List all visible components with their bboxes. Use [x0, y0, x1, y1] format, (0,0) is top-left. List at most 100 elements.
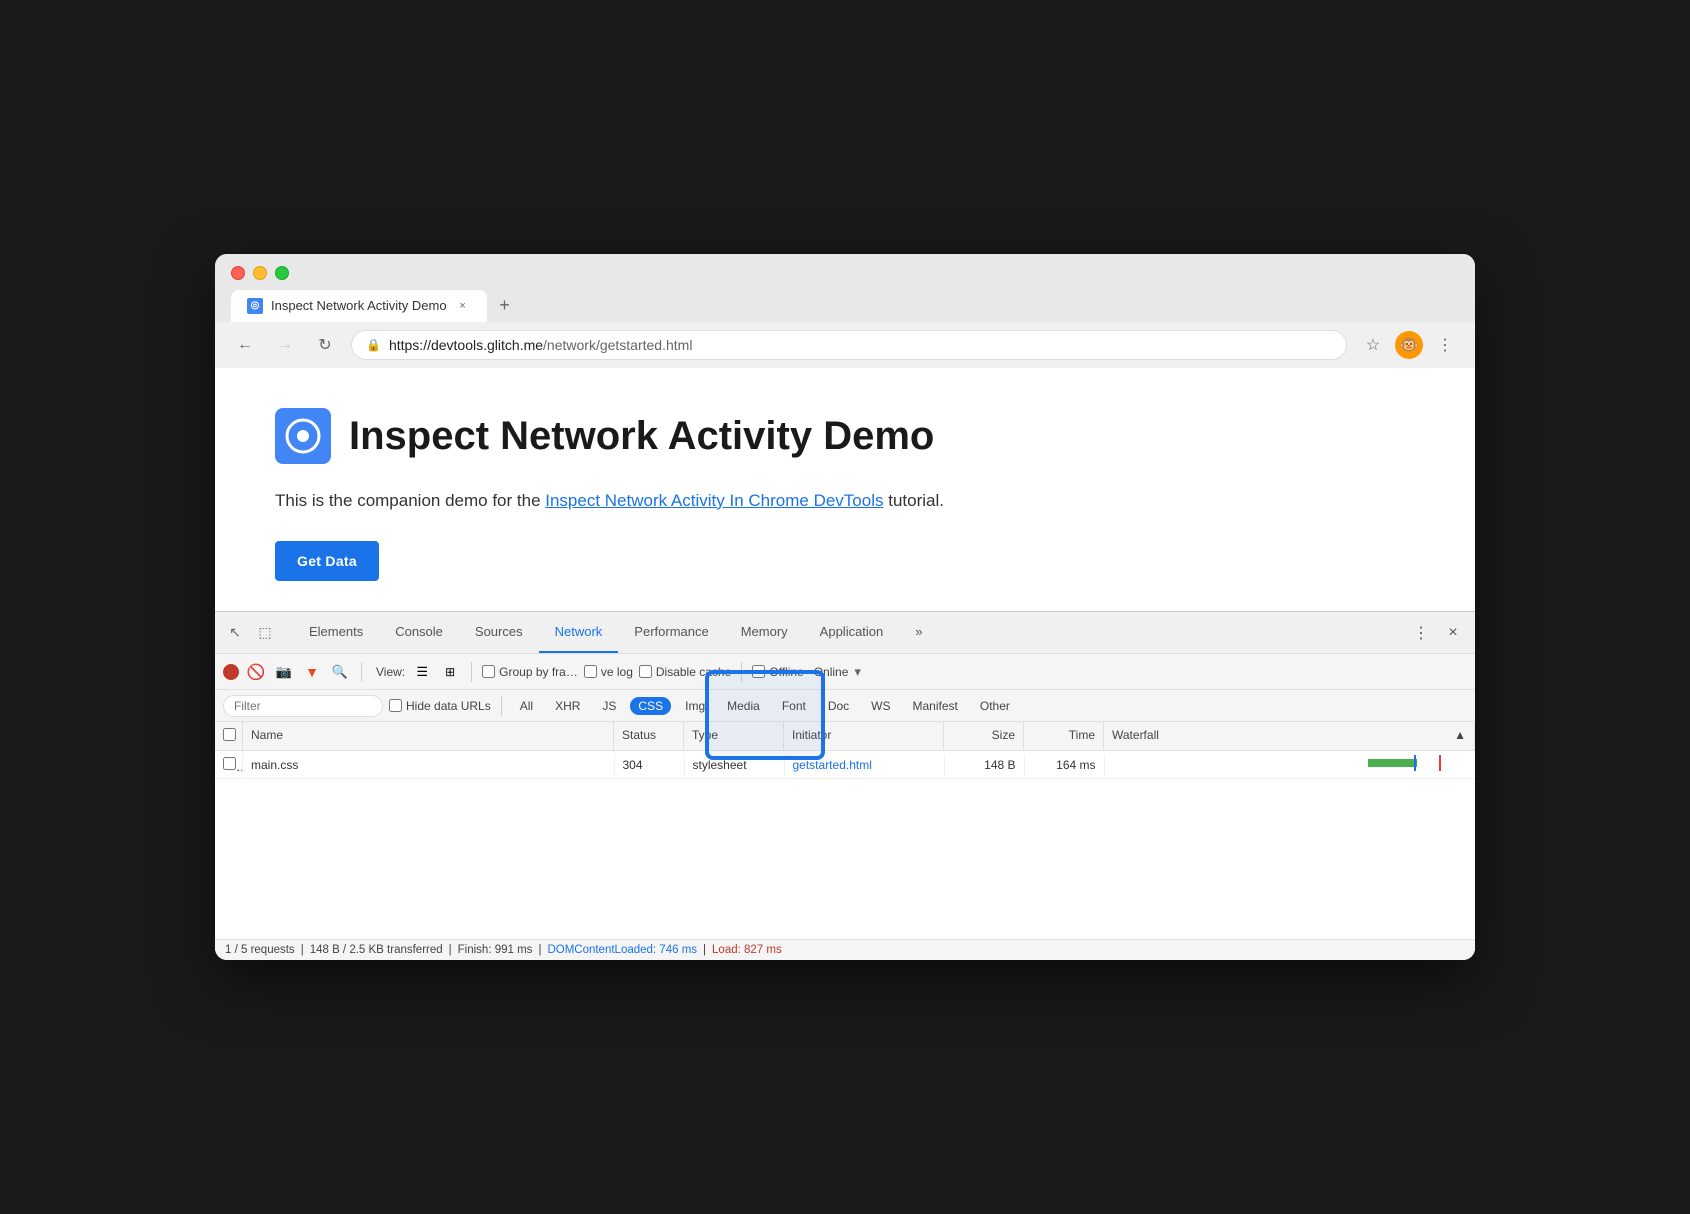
header-size[interactable]: Size: [944, 722, 1024, 750]
back-button[interactable]: ←: [231, 331, 259, 359]
stop-button[interactable]: 🚫: [245, 661, 267, 683]
status-bar: 1 / 5 requests | 148 B / 2.5 KB transfer…: [215, 939, 1475, 960]
hide-data-urls-input[interactable]: [389, 699, 402, 712]
menu-icon[interactable]: ⋮: [1431, 331, 1459, 359]
filter-all[interactable]: All: [512, 697, 541, 715]
filter-css[interactable]: CSS: [630, 697, 671, 715]
offline-input[interactable]: [752, 665, 765, 678]
minimize-traffic-light[interactable]: [253, 266, 267, 280]
requests-count: 1 / 5 requests: [225, 944, 295, 956]
list-view-icon[interactable]: ☰: [411, 661, 433, 683]
filter-doc[interactable]: Doc: [820, 697, 857, 715]
group-by-frame-checkbox[interactable]: Group by fra…: [482, 665, 578, 679]
filter-separator: [501, 696, 502, 716]
address-path: /network/getstarted.html: [543, 337, 692, 353]
offline-checkbox[interactable]: Offline: [752, 665, 803, 679]
hide-data-urls-checkbox[interactable]: Hide data URLs: [389, 699, 491, 713]
row-time: 164 ms: [1025, 754, 1105, 776]
reload-button[interactable]: ↻: [311, 331, 339, 359]
get-data-button[interactable]: Get Data: [275, 541, 379, 581]
header-time[interactable]: Time: [1024, 722, 1104, 750]
address-domain: https://devtools.glitch.me: [389, 337, 543, 353]
search-icon[interactable]: 🔍: [329, 661, 351, 683]
camera-button[interactable]: 📷: [273, 661, 295, 683]
separator-2: [471, 662, 472, 682]
header-checkbox: [215, 722, 243, 750]
tab-application[interactable]: Application: [804, 612, 900, 653]
filter-xhr[interactable]: XHR: [547, 697, 588, 715]
tab-more[interactable]: »: [899, 612, 938, 653]
address-bar[interactable]: 🔒 https://devtools.glitch.me/network/get…: [351, 330, 1347, 360]
mobile-icon[interactable]: ⬚: [253, 621, 277, 645]
title-bar: ◎ Inspect Network Activity Demo × +: [215, 254, 1475, 322]
group-by-frame-input[interactable]: [482, 665, 495, 678]
waterfall-bar: [1368, 759, 1418, 767]
tab-close-button[interactable]: ×: [455, 298, 471, 314]
close-traffic-light[interactable]: [231, 266, 245, 280]
bookmark-icon[interactable]: ☆: [1359, 331, 1387, 359]
tab-performance[interactable]: Performance: [618, 612, 724, 653]
network-toolbar: 🚫 📷 ▼ 🔍 View: ☰ ⊞ Group by fra… ve log D…: [215, 654, 1475, 690]
lock-icon: 🔒: [366, 338, 381, 352]
traffic-lights: [231, 266, 1459, 280]
devtools-more-icon[interactable]: ⋮: [1407, 619, 1435, 647]
filter-input[interactable]: [223, 695, 383, 717]
header-status[interactable]: Status: [614, 722, 684, 750]
filter-media[interactable]: Media: [719, 697, 768, 715]
devtools-tabs: Elements Console Sources Network Perform…: [293, 612, 1407, 653]
tutorial-link[interactable]: Inspect Network Activity In Chrome DevTo…: [545, 491, 883, 510]
disable-cache-checkbox[interactable]: Disable cache: [639, 665, 731, 679]
cursor-icon[interactable]: ↖: [223, 621, 247, 645]
preserve-log-input[interactable]: [584, 665, 597, 678]
tab-elements[interactable]: Elements: [293, 612, 379, 653]
maximize-traffic-light[interactable]: [275, 266, 289, 280]
tab-sources[interactable]: Sources: [459, 612, 539, 653]
page-title: Inspect Network Activity Demo: [349, 412, 934, 460]
header-type[interactable]: Type: [684, 722, 784, 750]
dropdown-arrow[interactable]: ▾: [854, 664, 861, 680]
new-tab-button[interactable]: +: [491, 292, 519, 320]
tab-memory[interactable]: Memory: [725, 612, 804, 653]
header-waterfall[interactable]: Waterfall ▲: [1104, 722, 1475, 750]
tab-favicon: ◎: [247, 298, 263, 314]
table-row[interactable]: main.css 304 stylesheet getstarted.html …: [215, 751, 1475, 779]
toolbar: ← → ↻ 🔒 https://devtools.glitch.me/netwo…: [215, 322, 1475, 368]
header-name[interactable]: Name: [243, 722, 614, 750]
waterfall-sort-arrow[interactable]: ▲: [1454, 728, 1466, 744]
page-logo: [275, 408, 331, 464]
filter-js[interactable]: JS: [594, 697, 624, 715]
row-waterfall: [1105, 751, 1476, 778]
table-header: Name Status Type Initiator Size Time Wat…: [215, 722, 1475, 751]
filter-ws[interactable]: WS: [863, 697, 898, 715]
preserve-log-checkbox[interactable]: ve log: [584, 665, 633, 679]
devtools-close-icon[interactable]: ×: [1439, 619, 1467, 647]
large-rows-icon[interactable]: ⊞: [439, 661, 461, 683]
separator-1: [361, 662, 362, 682]
filter-manifest[interactable]: Manifest: [905, 697, 966, 715]
disable-cache-input[interactable]: [639, 665, 652, 678]
tab-network[interactable]: Network: [539, 612, 619, 653]
filter-font[interactable]: Font: [774, 697, 814, 715]
address-text: https://devtools.glitch.me/network/getst…: [389, 337, 692, 353]
devtools-panel: ↖ ⬚ Elements Console Sources Network Per…: [215, 611, 1475, 960]
tab-console[interactable]: Console: [379, 612, 459, 653]
initiator-link[interactable]: getstarted.html: [793, 758, 872, 772]
load-time: Load: 827 ms: [712, 944, 782, 956]
browser-window: ◎ Inspect Network Activity Demo × + ← → …: [215, 254, 1475, 961]
network-table: Name Status Type Initiator Size Time Wat…: [215, 722, 1475, 939]
user-avatar[interactable]: 🐵: [1395, 331, 1423, 359]
browser-tab[interactable]: ◎ Inspect Network Activity Demo ×: [231, 290, 487, 322]
row-status: 304: [615, 754, 685, 776]
row-initiator[interactable]: getstarted.html: [785, 754, 945, 776]
filter-icon[interactable]: ▼: [301, 661, 323, 683]
empty-table-area: [215, 779, 1475, 939]
filter-other[interactable]: Other: [972, 697, 1018, 715]
row-checkbox[interactable]: [223, 757, 236, 770]
tabs-row: ◎ Inspect Network Activity Demo × +: [231, 290, 1459, 322]
header-initiator[interactable]: Initiator: [784, 722, 944, 750]
dom-content-loaded-link[interactable]: DOMContentLoaded: 746 ms: [547, 944, 697, 956]
filter-img[interactable]: Img: [677, 697, 713, 715]
forward-button[interactable]: →: [271, 331, 299, 359]
record-button[interactable]: [223, 664, 239, 680]
select-all-checkbox[interactable]: [223, 728, 236, 741]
═══
* EXERCISE REQUIREMENTS: Please swap "requests" for "calls" in everything from the line with "header-size[interactable]: Size: [944, 722, 1024, 750]" down to the line with "search-icon[interactable]: 🔍: [329, 661, 351, 683]", and give back only those lines with nothing else changed.

* REPLY:
header-size[interactable]: Size: [944, 722, 1024, 750]
back-button[interactable]: ←: [231, 331, 259, 359]
stop-button[interactable]: 🚫: [245, 661, 267, 683]
status-bar: 1 / 5 calls | 148 B / 2.5 KB transfer…: [215, 939, 1475, 960]
hide-data-urls-input[interactable]: [389, 699, 402, 712]
menu-icon[interactable]: ⋮: [1431, 331, 1459, 359]
filter-all[interactable]: All: [512, 697, 541, 715]
filter-css[interactable]: CSS: [630, 697, 671, 715]
offline-input[interactable]: [752, 665, 765, 678]
minimize-traffic-light[interactable]: [253, 266, 267, 280]
calls-count: 1 / 5 calls: [225, 944, 295, 956]
list-view-icon[interactable]: ☰: [411, 661, 433, 683]
filter-doc[interactable]: Doc: [820, 697, 857, 715]
group-by-frame-checkbox[interactable]: Group by fra…: [482, 665, 578, 679]
filter-separator: [501, 696, 502, 716]
address-path: /network/getstarted.html: [543, 337, 692, 353]
offline-checkbox[interactable]: Offline: [752, 665, 803, 679]
hide-data-urls-checkbox[interactable]: Hide data URLs: [389, 699, 491, 713]
row-time: 164 ms: [1025, 754, 1105, 776]
reload-button[interactable]: ↻: [311, 331, 339, 359]
get-data-button[interactable]: Get Data: [275, 541, 379, 581]
header-time[interactable]: Time: [1024, 722, 1104, 750]
address-domain: https://devtools.glitch.me: [389, 337, 543, 353]
search-icon[interactable]: 🔍: [329, 661, 351, 683]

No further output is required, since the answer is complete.